▸ **Extracts from a graphics dataset**:
....

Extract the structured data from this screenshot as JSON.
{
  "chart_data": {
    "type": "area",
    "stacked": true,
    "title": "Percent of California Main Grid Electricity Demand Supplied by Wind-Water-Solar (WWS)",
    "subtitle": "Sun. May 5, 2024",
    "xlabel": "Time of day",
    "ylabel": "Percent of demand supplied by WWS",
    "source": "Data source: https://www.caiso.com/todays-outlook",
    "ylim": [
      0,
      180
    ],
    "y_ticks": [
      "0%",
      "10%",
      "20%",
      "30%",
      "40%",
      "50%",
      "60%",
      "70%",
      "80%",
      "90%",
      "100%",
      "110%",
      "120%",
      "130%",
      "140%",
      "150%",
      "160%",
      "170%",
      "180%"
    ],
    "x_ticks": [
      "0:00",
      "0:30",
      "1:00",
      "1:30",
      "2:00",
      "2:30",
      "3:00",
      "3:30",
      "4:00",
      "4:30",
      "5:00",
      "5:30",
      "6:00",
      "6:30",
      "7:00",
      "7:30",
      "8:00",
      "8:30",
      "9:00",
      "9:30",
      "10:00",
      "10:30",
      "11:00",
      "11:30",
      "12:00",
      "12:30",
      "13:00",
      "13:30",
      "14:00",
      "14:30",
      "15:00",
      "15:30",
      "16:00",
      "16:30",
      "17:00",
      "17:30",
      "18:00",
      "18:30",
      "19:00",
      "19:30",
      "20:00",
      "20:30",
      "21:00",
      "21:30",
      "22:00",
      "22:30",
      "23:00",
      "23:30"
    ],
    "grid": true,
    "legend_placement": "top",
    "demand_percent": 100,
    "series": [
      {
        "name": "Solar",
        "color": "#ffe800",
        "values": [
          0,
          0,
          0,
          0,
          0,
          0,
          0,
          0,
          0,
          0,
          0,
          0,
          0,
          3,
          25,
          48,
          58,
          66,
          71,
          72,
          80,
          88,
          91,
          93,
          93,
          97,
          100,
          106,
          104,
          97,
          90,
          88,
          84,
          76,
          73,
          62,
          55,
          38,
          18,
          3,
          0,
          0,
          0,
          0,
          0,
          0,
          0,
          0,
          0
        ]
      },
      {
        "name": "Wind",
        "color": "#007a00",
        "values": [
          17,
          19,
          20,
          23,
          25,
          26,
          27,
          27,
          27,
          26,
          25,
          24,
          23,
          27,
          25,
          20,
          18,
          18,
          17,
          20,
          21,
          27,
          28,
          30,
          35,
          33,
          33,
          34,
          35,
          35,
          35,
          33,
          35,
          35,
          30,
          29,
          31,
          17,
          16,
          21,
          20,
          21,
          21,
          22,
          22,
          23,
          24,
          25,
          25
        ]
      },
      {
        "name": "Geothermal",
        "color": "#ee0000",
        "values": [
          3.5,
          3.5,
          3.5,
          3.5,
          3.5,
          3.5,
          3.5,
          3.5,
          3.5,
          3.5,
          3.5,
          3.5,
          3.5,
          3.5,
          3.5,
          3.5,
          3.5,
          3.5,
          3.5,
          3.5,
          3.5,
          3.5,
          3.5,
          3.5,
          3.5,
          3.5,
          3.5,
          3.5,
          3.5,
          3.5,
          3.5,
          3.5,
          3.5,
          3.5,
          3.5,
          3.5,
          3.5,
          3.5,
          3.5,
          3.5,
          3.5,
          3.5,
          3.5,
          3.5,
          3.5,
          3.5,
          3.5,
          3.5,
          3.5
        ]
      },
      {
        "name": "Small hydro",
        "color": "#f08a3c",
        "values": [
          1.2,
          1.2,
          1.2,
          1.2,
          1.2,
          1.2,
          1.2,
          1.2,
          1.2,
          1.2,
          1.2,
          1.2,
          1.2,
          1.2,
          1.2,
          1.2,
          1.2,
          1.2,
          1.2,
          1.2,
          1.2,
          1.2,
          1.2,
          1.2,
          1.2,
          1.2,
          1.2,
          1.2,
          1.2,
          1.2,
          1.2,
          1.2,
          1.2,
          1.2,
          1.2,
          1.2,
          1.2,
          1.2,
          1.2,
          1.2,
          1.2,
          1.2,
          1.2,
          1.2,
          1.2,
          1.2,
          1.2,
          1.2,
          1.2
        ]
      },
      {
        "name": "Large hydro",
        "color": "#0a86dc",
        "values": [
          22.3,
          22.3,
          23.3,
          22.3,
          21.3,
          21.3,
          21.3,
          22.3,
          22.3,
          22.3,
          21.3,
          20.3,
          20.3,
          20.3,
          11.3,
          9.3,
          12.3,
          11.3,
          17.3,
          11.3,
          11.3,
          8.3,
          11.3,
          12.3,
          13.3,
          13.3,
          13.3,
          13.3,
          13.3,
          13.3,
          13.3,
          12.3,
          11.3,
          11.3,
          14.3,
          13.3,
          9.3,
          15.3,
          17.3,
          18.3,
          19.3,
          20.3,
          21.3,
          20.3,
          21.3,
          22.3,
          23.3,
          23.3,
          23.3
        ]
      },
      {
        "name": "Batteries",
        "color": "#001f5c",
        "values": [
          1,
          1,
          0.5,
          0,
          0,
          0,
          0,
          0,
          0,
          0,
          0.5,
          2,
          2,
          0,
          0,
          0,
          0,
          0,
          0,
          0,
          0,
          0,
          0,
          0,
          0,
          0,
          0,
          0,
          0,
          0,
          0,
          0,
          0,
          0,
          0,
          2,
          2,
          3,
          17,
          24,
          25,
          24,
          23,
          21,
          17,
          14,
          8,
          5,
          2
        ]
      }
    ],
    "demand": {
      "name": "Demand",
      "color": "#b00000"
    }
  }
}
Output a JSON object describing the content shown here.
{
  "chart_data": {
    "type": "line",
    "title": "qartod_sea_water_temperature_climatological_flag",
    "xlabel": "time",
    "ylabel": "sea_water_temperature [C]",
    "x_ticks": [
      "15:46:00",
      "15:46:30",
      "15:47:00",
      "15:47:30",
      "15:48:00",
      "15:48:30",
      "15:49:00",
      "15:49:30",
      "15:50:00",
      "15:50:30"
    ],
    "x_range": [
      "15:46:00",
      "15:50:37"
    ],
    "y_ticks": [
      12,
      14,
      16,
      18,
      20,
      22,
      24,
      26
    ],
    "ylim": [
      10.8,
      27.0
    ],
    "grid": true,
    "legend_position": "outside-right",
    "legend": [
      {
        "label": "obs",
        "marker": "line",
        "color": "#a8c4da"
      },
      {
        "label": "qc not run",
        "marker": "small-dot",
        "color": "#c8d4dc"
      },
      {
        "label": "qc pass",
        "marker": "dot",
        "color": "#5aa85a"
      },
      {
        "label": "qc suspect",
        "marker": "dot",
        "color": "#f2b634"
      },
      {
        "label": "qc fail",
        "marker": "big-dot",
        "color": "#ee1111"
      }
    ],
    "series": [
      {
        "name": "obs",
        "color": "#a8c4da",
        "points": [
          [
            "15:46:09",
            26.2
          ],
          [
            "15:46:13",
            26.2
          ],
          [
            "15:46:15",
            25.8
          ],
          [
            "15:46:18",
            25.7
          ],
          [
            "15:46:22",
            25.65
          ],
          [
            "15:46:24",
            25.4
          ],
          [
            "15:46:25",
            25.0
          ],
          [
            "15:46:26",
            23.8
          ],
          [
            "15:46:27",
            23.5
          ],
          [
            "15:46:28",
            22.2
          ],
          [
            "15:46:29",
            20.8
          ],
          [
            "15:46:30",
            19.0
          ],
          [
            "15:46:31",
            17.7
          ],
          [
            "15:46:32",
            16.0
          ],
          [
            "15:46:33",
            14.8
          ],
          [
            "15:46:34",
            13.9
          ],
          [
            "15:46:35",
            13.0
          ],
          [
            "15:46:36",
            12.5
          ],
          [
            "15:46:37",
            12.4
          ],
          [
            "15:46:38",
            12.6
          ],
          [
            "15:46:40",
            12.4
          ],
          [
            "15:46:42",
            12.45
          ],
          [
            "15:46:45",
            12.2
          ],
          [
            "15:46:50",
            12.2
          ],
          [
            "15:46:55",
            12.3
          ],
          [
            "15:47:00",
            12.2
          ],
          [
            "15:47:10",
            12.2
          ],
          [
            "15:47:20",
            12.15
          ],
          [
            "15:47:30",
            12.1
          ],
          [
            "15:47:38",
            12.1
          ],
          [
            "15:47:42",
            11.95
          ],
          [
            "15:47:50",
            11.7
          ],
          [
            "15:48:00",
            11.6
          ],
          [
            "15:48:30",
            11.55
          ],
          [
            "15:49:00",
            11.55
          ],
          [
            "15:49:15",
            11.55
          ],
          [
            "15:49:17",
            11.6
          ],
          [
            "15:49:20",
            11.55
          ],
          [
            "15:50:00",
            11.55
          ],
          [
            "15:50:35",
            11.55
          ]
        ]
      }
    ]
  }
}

....

▸ **Problem statement**:
The lines to collect are those holding the string "name"; copy them all.

▸ **Task response**:
        "name": "Solar",
        "name": "Wind",
        "name": "Geothermal",
        "name": "Small hydro",
        "name": "Large hydro",
        "name": "Batteries",
      "name": "Demand",
        "name": "obs",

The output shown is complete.